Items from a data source
----------
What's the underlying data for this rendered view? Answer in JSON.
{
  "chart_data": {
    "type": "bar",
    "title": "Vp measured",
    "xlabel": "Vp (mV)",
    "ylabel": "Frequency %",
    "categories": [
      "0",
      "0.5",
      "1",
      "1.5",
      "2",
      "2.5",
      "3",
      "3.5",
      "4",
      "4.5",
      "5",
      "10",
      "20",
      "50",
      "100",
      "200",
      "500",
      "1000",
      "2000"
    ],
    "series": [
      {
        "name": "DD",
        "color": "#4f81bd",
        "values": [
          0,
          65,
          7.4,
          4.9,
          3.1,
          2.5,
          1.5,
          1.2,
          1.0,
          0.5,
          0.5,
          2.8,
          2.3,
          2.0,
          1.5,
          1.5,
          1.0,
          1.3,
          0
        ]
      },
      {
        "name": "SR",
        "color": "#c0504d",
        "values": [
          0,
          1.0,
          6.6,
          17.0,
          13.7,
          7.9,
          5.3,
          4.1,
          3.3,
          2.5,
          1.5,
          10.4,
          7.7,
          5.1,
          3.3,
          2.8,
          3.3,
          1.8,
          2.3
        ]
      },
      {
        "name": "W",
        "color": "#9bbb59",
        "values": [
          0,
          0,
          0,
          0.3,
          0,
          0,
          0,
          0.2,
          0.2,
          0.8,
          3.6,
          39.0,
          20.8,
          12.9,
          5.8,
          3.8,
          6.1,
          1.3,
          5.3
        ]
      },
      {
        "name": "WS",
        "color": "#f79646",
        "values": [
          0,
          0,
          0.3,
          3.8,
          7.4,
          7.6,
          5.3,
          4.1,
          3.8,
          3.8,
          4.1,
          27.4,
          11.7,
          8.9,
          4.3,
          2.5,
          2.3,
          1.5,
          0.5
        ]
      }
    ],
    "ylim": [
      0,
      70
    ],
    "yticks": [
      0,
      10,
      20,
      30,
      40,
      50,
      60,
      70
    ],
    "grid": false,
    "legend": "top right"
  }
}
----------
SHORT TASK =
Return each entry from above without altering a single character.

WORKED SOLUTION =
What's the underlying data for this rendered view? Answer in JSON.
{
  "chart_data": {
    "type": "bar",
    "title": "Vp measured",
    "xlabel": "Vp (mV)",
    "ylabel": "Frequency %",
    "categories": [
      "0",
      "0.5",
      "1",
      "1.5",
      "2",
      "2.5",
      "3",
      "3.5",
      "4",
      "4.5",
      "5",
      "10",
      "20",
      "50",
      "100",
      "200",
      "500",
      "1000",
      "2000"
    ],
    "series": [
      {
        "name": "DD",
        "color": "#4f81bd",
        "values": [
          0,
          65,
          7.4,
          4.9,
          3.1,
          2.5,
          1.5,
          1.2,
          1.0,
          0.5,
          0.5,
          2.8,
          2.3,
          2.0,
          1.5,
          1.5,
          1.0,
          1.3,
          0
        ]
      },
      {
        "name": "SR",
        "color": "#c0504d",
        "values": [
          0,
          1.0,
          6.6,
          17.0,
          13.7,
          7.9,
          5.3,
          4.1,
          3.3,
          2.5,
          1.5,
          10.4,
          7.7,
          5.1,
          3.3,
          2.8,
          3.3,
          1.8,
          2.3
        ]
      },
      {
        "name": "W",
        "color": "#9bbb59",
        "values": [
          0,
          0,
          0,
          0.3,
          0,
          0,
          0,
          0.2,
          0.2,
          0.8,
          3.6,
          39.0,
          20.8,
          12.9,
          5.8,
          3.8,
          6.1,
          1.3,
          5.3
        ]
      },
      {
        "name": "WS",
        "color": "#f79646",
        "values": [
          0,
          0,
          0.3,
          3.8,
          7.4,
          7.6,
          5.3,
          4.1,
          3.8,
          3.8,
          4.1,
          27.4,
          11.7,
          8.9,
          4.3,
          2.5,
          2.3,
          1.5,
          0.5
        ]
      }
    ],
    "ylim": [
      0,
      70
    ],
    "yticks": [
      0,
      10,
      20,
      30,
      40,
      50,
      60,
      70
    ],
    "grid": false,
    "legend": "top right"
  }
}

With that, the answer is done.